■ **To do**: Your task is to restate the data word for word.

■ **Dataset extract**:
────────────────────────────────────────

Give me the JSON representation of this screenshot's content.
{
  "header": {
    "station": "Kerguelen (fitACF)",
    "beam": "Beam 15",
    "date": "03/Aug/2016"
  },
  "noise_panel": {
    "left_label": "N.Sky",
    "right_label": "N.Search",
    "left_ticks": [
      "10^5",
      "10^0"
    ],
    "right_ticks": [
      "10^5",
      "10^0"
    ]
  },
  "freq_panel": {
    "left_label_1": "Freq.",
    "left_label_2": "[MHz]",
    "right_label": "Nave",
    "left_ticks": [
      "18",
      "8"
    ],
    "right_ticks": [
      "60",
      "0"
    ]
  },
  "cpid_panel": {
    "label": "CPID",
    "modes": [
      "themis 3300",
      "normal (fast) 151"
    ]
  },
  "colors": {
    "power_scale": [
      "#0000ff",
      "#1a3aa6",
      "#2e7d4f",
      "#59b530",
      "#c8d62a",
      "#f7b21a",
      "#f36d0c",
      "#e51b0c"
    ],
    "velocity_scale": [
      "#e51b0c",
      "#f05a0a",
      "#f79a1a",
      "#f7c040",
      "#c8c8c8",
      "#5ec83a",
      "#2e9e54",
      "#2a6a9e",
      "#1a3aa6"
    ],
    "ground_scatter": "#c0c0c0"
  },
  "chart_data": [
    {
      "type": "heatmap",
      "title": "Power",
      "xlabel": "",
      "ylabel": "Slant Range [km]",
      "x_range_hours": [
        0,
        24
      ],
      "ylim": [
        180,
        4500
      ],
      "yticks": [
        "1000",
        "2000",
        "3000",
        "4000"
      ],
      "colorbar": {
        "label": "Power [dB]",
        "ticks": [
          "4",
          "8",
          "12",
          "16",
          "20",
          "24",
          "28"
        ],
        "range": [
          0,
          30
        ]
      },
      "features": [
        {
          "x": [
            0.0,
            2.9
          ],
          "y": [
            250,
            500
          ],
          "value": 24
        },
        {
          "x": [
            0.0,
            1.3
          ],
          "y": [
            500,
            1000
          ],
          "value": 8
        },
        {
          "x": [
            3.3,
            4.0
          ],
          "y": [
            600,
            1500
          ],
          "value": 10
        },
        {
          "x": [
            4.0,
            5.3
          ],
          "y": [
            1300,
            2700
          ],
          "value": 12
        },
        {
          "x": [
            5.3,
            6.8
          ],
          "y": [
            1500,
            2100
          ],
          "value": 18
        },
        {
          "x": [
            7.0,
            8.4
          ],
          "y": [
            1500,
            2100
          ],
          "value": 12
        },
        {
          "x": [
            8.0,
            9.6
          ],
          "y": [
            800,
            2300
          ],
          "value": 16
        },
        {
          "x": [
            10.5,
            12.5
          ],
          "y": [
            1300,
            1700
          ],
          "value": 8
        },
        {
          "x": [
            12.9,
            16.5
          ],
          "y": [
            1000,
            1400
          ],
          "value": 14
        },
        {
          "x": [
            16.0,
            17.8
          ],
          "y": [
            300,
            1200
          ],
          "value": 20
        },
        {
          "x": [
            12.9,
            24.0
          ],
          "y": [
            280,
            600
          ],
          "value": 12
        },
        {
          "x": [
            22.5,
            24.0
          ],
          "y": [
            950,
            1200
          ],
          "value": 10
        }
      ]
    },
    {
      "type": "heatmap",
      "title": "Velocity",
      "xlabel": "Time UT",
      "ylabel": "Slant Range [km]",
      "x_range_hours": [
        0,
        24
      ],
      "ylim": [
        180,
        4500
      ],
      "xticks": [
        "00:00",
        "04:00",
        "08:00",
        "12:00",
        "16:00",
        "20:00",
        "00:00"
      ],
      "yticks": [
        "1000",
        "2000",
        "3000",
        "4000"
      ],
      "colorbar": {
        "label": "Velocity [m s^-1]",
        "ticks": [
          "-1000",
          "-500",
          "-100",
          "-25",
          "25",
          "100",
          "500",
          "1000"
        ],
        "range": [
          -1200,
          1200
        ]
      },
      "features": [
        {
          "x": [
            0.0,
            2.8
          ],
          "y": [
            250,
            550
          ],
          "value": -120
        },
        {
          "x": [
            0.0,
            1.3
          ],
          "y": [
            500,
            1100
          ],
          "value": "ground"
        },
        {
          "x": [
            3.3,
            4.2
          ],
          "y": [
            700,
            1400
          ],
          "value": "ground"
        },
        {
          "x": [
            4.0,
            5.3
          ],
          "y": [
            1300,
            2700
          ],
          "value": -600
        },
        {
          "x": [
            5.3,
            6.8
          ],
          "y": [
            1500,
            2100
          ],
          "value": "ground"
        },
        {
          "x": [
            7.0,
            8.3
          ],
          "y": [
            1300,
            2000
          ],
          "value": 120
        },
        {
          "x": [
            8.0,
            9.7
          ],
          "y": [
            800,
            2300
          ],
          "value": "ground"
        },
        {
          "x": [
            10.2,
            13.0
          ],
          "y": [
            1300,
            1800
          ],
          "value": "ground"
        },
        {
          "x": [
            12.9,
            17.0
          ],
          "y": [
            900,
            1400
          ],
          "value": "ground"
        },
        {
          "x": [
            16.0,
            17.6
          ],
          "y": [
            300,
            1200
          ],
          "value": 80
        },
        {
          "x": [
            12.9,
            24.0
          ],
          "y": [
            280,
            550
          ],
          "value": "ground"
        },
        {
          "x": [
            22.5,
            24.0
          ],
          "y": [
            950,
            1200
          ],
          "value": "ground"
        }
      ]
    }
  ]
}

────────────────────────────────────────

■ **Exercise answer**:
Give me the JSON representation of this screenshot's content.
{
  "header": {
    "station": "Kerguelen (fitACF)",
    "beam": "Beam 15",
    "date": "03/Aug/2016"
  },
  "noise_panel": {
    "left_label": "N.Sky",
    "right_label": "N.Search",
    "left_ticks": [
      "10^5",
      "10^0"
    ],
    "right_ticks": [
      "10^5",
      "10^0"
    ]
  },
  "freq_panel": {
    "left_label_1": "Freq.",
    "left_label_2": "[MHz]",
    "right_label": "Nave",
    "left_ticks": [
      "18",
      "8"
    ],
    "right_ticks": [
      "60",
      "0"
    ]
  },
  "cpid_panel": {
    "label": "CPID",
    "modes": [
      "themis 3300",
      "normal (fast) 151"
    ]
  },
  "colors": {
    "power_scale": [
      "#0000ff",
      "#1a3aa6",
      "#2e7d4f",
      "#59b530",
      "#c8d62a",
      "#f7b21a",
      "#f36d0c",
      "#e51b0c"
    ],
    "velocity_scale": [
      "#e51b0c",
      "#f05a0a",
      "#f79a1a",
      "#f7c040",
      "#c8c8c8",
      "#5ec83a",
      "#2e9e54",
      "#2a6a9e",
      "#1a3aa6"
    ],
    "ground_scatter": "#c0c0c0"
  },
  "chart_data": [
    {
      "type": "heatmap",
      "title": "Power",
      "xlabel": "",
      "ylabel": "Slant Range [km]",
      "x_range_hours": [
        0,
        24
      ],
      "ylim": [
        180,
        4500
      ],
      "yticks": [
        "1000",
        "2000",
        "3000",
        "4000"
      ],
      "colorbar": {
        "label": "Power [dB]",
        "ticks": [
          "4",
          "8",
          "12",
          "16",
          "20",
          "24",
          "28"
        ],
        "range": [
          0,
          30
        ]
      },
      "features": [
        {
          "x": [
            0.0,
            2.9
          ],
          "y": [
            250,
            500
          ],
          "value": 24
        },
        {
          "x": [
            0.0,
            1.3
          ],
          "y": [
            500,
            1000
          ],
          "value": 8
        },
        {
          "x": [
            3.3,
            4.0
          ],
          "y": [
            600,
            1500
          ],
          "value": 10
        },
        {
          "x": [
            4.0,
            5.3
          ],
          "y": [
            1300,
            2700
          ],
          "value": 12
        },
        {
          "x": [
            5.3,
            6.8
          ],
          "y": [
            1500,
            2100
          ],
          "value": 18
        },
        {
          "x": [
            7.0,
            8.4
          ],
          "y": [
            1500,
            2100
          ],
          "value": 12
        },
        {
          "x": [
            8.0,
            9.6
          ],
          "y": [
            800,
            2300
          ],
          "value": 16
        },
        {
          "x": [
            10.5,
            12.5
          ],
          "y": [
            1300,
            1700
          ],
          "value": 8
        },
        {
          "x": [
            12.9,
            16.5
          ],
          "y": [
            1000,
            1400
          ],
          "value": 14
        },
        {
          "x": [
            16.0,
            17.8
          ],
          "y": [
            300,
            1200
          ],
          "value": 20
        },
        {
          "x": [
            12.9,
            24.0
          ],
          "y": [
            280,
            600
          ],
          "value": 12
        },
        {
          "x": [
            22.5,
            24.0
          ],
          "y": [
            950,
            1200
          ],
          "value": 10
        }
      ]
    },
    {
      "type": "heatmap",
      "title": "Velocity",
      "xlabel": "Time UT",
      "ylabel": "Slant Range [km]",
      "x_range_hours": [
        0,
        24
      ],
      "ylim": [
        180,
        4500
      ],
      "xticks": [
        "00:00",
        "04:00",
        "08:00",
        "12:00",
        "16:00",
        "20:00",
        "00:00"
      ],
      "yticks": [
        "1000",
        "2000",
        "3000",
        "4000"
      ],
      "colorbar": {
        "label": "Velocity [m s^-1]",
        "ticks": [
          "-1000",
          "-500",
          "-100",
          "-25",
          "25",
          "100",
          "500",
          "1000"
        ],
        "range": [
          -1200,
          1200
        ]
      },
      "features": [
        {
          "x": [
            0.0,
            2.8
          ],
          "y": [
            250,
            550
          ],
          "value": -120
        },
        {
          "x": [
            0.0,
            1.3
          ],
          "y": [
            500,
            1100
          ],
          "value": "ground"
        },
        {
          "x": [
            3.3,
            4.2
          ],
          "y": [
            700,
            1400
          ],
          "value": "ground"
        },
        {
          "x": [
            4.0,
            5.3
          ],
          "y": [
            1300,
            2700
          ],
          "value": -600
        },
        {
          "x": [
            5.3,
            6.8
          ],
          "y": [
            1500,
            2100
          ],
          "value": "ground"
        },
        {
          "x": [
            7.0,
            8.3
          ],
          "y": [
            1300,
            2000
          ],
          "value": 120
        },
        {
          "x": [
            8.0,
            9.7
          ],
          "y": [
            800,
            2300
          ],
          "value": "ground"
        },
        {
          "x": [
            10.2,
            13.0
          ],
          "y": [
            1300,
            1800
          ],
          "value": "ground"
        },
        {
          "x": [
            12.9,
            17.0
          ],
          "y": [
            900,
            1400
          ],
          "value": "ground"
        },
        {
          "x": [
            16.0,
            17.6
          ],
          "y": [
            300,
            1200
          ],
          "value": 80
        },
        {
          "x": [
            12.9,
            24.0
          ],
          "y": [
            280,
            550
          ],
          "value": "ground"
        },
        {
          "x": [
            22.5,
            24.0
          ],
          "y": [
            950,
            1200
          ],
          "value": "ground"
        }
      ]
    }
  ]
}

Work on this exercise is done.